== Aim of the task ==
Give the number of lines below that contain the word "COMPONENT", and nothing else.

== Records supplied ==
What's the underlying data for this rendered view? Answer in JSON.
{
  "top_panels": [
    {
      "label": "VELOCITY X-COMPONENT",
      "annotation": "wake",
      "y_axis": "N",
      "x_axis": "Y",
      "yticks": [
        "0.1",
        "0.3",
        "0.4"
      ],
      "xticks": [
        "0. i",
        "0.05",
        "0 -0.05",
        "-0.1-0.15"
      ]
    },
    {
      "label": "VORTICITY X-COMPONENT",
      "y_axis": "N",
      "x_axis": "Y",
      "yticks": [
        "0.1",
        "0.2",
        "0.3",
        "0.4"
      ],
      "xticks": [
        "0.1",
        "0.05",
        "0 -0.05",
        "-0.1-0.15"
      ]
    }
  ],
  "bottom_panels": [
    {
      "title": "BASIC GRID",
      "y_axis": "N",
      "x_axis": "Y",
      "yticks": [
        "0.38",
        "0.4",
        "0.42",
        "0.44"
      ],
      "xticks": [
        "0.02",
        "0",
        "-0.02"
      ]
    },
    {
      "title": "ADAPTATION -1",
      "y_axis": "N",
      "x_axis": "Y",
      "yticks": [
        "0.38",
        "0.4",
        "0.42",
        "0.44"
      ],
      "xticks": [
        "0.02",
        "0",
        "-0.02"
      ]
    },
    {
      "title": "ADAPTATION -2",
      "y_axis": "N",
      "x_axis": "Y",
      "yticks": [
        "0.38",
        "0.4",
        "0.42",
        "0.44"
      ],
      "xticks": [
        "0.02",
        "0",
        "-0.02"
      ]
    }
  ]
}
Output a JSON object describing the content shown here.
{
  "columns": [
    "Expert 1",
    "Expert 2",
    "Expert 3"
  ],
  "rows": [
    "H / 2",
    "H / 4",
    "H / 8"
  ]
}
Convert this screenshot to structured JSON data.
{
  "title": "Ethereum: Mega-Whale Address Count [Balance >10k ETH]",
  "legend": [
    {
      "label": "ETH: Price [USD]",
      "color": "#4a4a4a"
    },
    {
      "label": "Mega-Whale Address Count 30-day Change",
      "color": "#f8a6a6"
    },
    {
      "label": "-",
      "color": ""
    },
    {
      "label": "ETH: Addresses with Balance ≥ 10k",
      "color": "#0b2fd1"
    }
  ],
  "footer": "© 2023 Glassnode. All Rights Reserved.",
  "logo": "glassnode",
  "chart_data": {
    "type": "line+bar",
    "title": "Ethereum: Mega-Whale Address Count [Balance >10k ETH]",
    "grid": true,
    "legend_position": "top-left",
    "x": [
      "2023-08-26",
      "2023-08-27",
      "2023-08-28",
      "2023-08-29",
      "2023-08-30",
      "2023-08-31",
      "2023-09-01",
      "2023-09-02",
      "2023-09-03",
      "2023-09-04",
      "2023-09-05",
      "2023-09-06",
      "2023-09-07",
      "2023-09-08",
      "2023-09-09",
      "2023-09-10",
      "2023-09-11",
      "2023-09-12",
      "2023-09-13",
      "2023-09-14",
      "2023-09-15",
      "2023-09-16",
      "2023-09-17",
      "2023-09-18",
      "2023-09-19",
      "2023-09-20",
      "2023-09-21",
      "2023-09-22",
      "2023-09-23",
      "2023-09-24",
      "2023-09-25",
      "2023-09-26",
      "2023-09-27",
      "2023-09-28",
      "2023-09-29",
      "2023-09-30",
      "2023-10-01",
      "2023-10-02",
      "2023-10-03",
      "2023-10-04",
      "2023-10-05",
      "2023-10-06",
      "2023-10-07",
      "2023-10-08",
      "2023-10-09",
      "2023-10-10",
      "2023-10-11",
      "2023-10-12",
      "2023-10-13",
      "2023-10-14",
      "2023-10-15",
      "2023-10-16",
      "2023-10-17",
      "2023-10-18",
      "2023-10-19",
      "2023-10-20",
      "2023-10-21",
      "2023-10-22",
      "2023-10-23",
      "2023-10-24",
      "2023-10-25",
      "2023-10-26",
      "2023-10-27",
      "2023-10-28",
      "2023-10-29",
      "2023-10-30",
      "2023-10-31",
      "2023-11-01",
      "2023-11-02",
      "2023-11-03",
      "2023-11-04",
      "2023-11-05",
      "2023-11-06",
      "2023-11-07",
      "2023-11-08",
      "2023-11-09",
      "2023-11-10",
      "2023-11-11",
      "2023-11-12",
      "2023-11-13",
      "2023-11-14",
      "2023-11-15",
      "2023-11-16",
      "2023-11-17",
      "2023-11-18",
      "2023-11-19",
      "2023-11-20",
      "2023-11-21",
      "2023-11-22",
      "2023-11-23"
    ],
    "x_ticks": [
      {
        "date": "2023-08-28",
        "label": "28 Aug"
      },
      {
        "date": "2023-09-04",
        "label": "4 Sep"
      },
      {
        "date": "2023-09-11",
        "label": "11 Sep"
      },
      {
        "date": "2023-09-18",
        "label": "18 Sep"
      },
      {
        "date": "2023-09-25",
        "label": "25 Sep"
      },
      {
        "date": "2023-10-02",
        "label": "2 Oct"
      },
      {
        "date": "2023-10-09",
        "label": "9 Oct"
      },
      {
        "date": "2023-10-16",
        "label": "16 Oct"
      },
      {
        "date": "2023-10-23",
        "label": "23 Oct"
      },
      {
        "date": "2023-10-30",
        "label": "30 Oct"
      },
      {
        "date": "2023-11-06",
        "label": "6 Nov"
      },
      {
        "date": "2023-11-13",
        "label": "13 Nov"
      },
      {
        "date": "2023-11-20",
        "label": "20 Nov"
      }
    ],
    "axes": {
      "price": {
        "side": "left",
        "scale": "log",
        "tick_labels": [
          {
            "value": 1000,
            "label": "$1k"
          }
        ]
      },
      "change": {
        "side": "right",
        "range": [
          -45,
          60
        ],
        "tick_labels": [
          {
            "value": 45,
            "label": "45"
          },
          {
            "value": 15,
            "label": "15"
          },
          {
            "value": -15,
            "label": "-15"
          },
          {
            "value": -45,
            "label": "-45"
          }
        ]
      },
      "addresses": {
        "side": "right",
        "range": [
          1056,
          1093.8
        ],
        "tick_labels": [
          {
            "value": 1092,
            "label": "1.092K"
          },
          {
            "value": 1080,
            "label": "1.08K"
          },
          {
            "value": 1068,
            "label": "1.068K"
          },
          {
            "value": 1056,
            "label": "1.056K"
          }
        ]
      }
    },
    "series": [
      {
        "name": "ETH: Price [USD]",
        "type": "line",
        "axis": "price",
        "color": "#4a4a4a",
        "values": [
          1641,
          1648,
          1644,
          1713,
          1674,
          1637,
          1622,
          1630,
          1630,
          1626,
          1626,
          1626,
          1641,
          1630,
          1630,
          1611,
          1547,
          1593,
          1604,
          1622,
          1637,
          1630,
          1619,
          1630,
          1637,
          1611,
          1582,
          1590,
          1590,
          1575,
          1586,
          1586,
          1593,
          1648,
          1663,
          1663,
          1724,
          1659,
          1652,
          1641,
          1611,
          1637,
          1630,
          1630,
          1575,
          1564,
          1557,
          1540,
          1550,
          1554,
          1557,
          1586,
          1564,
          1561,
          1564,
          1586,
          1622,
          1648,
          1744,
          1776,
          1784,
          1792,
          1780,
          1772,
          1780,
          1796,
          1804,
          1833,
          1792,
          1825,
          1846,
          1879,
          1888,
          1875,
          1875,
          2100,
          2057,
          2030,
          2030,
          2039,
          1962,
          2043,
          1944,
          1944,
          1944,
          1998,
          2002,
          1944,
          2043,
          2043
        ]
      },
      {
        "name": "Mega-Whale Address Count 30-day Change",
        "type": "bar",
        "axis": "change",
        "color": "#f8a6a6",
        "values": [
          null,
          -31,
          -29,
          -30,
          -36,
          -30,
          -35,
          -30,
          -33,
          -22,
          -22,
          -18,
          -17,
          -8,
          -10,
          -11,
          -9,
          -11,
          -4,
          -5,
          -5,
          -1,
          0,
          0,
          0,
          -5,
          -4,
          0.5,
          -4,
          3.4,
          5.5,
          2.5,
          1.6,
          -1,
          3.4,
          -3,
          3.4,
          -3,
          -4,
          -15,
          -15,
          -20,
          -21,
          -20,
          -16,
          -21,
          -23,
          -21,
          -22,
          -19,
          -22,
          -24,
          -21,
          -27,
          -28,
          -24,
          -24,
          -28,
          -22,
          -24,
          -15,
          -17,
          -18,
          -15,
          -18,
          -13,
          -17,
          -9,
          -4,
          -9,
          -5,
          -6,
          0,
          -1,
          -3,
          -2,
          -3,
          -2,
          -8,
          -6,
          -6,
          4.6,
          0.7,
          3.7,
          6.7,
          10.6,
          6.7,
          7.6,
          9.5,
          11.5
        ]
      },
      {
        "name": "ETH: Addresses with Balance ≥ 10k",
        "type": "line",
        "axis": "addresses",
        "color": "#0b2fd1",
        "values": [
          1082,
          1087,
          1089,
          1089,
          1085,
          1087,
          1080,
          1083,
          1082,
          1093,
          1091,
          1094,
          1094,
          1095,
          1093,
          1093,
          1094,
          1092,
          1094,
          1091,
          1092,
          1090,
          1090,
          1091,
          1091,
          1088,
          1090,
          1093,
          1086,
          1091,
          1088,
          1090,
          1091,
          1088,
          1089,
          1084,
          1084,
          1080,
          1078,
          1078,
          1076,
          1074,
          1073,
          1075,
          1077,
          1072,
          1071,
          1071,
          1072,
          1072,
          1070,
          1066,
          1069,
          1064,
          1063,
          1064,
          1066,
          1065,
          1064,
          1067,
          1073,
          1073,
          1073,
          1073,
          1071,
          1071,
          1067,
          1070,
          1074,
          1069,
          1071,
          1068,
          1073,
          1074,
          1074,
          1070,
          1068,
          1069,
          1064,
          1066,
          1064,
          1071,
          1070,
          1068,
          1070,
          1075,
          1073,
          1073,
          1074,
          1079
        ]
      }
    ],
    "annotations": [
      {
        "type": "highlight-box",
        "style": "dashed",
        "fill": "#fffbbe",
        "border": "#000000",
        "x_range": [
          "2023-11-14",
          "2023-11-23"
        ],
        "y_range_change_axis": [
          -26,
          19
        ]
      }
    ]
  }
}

== Solution to this exercise ==
2